TO BE DONE:
Reproduce the material exactly, omitting nothing.

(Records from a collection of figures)
○ ○ ○ ○ ○ ○ ○

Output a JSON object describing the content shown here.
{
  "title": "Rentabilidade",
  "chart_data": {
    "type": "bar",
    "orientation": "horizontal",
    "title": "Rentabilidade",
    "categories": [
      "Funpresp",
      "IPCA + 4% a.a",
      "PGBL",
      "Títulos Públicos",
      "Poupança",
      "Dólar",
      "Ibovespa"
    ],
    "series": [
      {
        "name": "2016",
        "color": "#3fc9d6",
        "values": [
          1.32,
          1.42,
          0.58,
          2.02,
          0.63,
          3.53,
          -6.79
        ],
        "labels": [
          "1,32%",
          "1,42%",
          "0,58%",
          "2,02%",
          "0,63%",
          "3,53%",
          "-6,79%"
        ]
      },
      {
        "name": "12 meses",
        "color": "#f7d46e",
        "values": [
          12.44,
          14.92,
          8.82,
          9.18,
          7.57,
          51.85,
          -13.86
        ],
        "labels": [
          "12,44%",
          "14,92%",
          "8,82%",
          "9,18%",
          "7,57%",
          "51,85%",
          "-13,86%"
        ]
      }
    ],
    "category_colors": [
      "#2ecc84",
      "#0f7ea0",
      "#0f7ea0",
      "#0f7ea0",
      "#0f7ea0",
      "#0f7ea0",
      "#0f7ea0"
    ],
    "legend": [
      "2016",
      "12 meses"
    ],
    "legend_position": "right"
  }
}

○ ○ ○ ○ ○ ○ ○

COMPLETED TASK:
Output a JSON object describing the content shown here.
{
  "title": "Rentabilidade",
  "chart_data": {
    "type": "bar",
    "orientation": "horizontal",
    "title": "Rentabilidade",
    "categories": [
      "Funpresp",
      "IPCA + 4% a.a",
      "PGBL",
      "Títulos Públicos",
      "Poupança",
      "Dólar",
      "Ibovespa"
    ],
    "series": [
      {
        "name": "2016",
        "color": "#3fc9d6",
        "values": [
          1.32,
          1.42,
          0.58,
          2.02,
          0.63,
          3.53,
          -6.79
        ],
        "labels": [
          "1,32%",
          "1,42%",
          "0,58%",
          "2,02%",
          "0,63%",
          "3,53%",
          "-6,79%"
        ]
      },
      {
        "name": "12 meses",
        "color": "#f7d46e",
        "values": [
          12.44,
          14.92,
          8.82,
          9.18,
          7.57,
          51.85,
          -13.86
        ],
        "labels": [
          "12,44%",
          "14,92%",
          "8,82%",
          "9,18%",
          "7,57%",
          "51,85%",
          "-13,86%"
        ]
      }
    ],
    "category_colors": [
      "#2ecc84",
      "#0f7ea0",
      "#0f7ea0",
      "#0f7ea0",
      "#0f7ea0",
      "#0f7ea0",
      "#0f7ea0"
    ],
    "legend": [
      "2016",
      "12 meses"
    ],
    "legend_position": "right"
  }
}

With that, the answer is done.